[Dataset items]

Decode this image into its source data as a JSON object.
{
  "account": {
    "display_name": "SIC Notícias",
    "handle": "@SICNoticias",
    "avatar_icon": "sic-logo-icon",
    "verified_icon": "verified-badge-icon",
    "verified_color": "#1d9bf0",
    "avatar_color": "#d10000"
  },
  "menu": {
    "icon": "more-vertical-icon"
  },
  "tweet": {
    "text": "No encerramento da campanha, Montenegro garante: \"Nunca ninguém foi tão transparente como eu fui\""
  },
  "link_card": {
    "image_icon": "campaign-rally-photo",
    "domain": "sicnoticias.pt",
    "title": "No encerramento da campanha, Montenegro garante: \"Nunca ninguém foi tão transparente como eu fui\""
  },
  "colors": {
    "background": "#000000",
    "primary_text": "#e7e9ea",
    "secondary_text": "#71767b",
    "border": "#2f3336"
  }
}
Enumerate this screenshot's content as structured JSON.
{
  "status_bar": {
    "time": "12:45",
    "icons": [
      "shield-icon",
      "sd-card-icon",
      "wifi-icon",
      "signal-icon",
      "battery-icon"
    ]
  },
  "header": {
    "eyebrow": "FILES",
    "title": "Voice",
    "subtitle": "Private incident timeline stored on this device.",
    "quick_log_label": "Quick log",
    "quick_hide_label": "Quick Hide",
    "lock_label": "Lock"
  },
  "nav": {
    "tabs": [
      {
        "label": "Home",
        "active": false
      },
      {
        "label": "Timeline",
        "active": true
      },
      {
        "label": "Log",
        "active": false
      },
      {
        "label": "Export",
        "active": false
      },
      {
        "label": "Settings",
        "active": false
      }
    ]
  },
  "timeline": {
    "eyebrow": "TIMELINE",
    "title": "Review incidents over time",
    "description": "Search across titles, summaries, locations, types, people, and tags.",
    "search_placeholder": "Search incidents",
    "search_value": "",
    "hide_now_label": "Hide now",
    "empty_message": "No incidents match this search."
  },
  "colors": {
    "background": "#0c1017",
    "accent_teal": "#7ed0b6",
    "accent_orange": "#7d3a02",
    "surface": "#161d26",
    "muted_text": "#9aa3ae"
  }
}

- **PROBLEM DESCRIPTION**
Extract the closing run of lines, starting with the one containing "Enumerate this screenshot's" and ending at the last, exactly as written.

- **OUTPUT BELOW**
Enumerate this screenshot's content as structured JSON.
{
  "status_bar": {
    "time": "12:45",
    "icons": [
      "shield-icon",
      "sd-card-icon",
      "wifi-icon",
      "signal-icon",
      "battery-icon"
    ]
  },
  "header": {
    "eyebrow": "FILES",
    "title": "Voice",
    "subtitle": "Private incident timeline stored on this device.",
    "quick_log_label": "Quick log",
    "quick_hide_label": "Quick Hide",
    "lock_label": "Lock"
  },
  "nav": {
    "tabs": [
      {
        "label": "Home",
        "active": false
      },
      {
        "label": "Timeline",
        "active": true
      },
      {
        "label": "Log",
        "active": false
      },
      {
        "label": "Export",
        "active": false
      },
      {
        "label": "Settings",
        "active": false
      }
    ]
  },
  "timeline": {
    "eyebrow": "TIMELINE",
    "title": "Review incidents over time",
    "description": "Search across titles, summaries, locations, types, people, and tags.",
    "search_placeholder": "Search incidents",
    "search_value": "",
    "hide_now_label": "Hide now",
    "empty_message": "No incidents match this search."
  },
  "colors": {
    "background": "#0c1017",
    "accent_teal": "#7ed0b6",
    "accent_orange": "#7d3a02",
    "surface": "#161d26",
    "muted_text": "#9aa3ae"
  }
}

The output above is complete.